**Exercise**
Each line below should be quoted exactly, please.

Begin Task material

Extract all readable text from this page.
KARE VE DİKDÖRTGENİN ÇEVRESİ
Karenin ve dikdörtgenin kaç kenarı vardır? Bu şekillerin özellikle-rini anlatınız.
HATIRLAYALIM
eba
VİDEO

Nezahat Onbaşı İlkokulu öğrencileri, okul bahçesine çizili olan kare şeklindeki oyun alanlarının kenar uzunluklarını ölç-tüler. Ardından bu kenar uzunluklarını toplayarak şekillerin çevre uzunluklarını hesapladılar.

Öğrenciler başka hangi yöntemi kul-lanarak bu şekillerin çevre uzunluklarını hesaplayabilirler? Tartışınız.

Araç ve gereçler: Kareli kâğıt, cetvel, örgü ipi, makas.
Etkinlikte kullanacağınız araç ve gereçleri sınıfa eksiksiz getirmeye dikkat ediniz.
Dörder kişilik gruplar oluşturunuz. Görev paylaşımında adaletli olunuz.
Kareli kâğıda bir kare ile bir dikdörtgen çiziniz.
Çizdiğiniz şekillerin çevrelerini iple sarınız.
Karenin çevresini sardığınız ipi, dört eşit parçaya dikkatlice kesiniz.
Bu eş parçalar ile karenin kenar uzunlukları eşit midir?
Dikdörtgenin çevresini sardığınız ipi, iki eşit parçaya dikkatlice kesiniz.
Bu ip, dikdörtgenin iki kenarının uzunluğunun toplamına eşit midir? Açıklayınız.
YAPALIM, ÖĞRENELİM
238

End Task material

**Answer in full**
Extract all readable text from this page.
KARE VE DİKDÖRTGENİN ÇEVRESİ
Karenin ve dikdörtgenin kaç kenarı vardır? Bu şekillerin özellikle-rini anlatınız.
HATIRLAYALIM
eba
VİDEO

Nezahat Onbaşı İlkokulu öğrencileri, okul bahçesine çizili olan kare şeklindeki oyun alanlarının kenar uzunluklarını ölç-tüler. Ardından bu kenar uzunluklarını toplayarak şekillerin çevre uzunluklarını hesapladılar.

Öğrenciler başka hangi yöntemi kul-lanarak bu şekillerin çevre uzunluklarını hesaplayabilirler? Tartışınız.

Araç ve gereçler: Kareli kâğıt, cetvel, örgü ipi, makas.
Etkinlikte kullanacağınız araç ve gereçleri sınıfa eksiksiz getirmeye dikkat ediniz.
Dörder kişilik gruplar oluşturunuz. Görev paylaşımında adaletli olunuz.
Kareli kâğıda bir kare ile bir dikdörtgen çiziniz.
Çizdiğiniz şekillerin çevrelerini iple sarınız.
Karenin çevresini sardığınız ipi, dört eşit parçaya dikkatlice kesiniz.
Bu eş parçalar ile karenin kenar uzunlukları eşit midir?
Dikdörtgenin çevresini sardığınız ipi, iki eşit parçaya dikkatlice kesiniz.
Bu ip, dikdörtgenin iki kenarının uzunluğunun toplamına eşit midir? Açıklayınız.
YAPALIM, ÖĞRENELİM
238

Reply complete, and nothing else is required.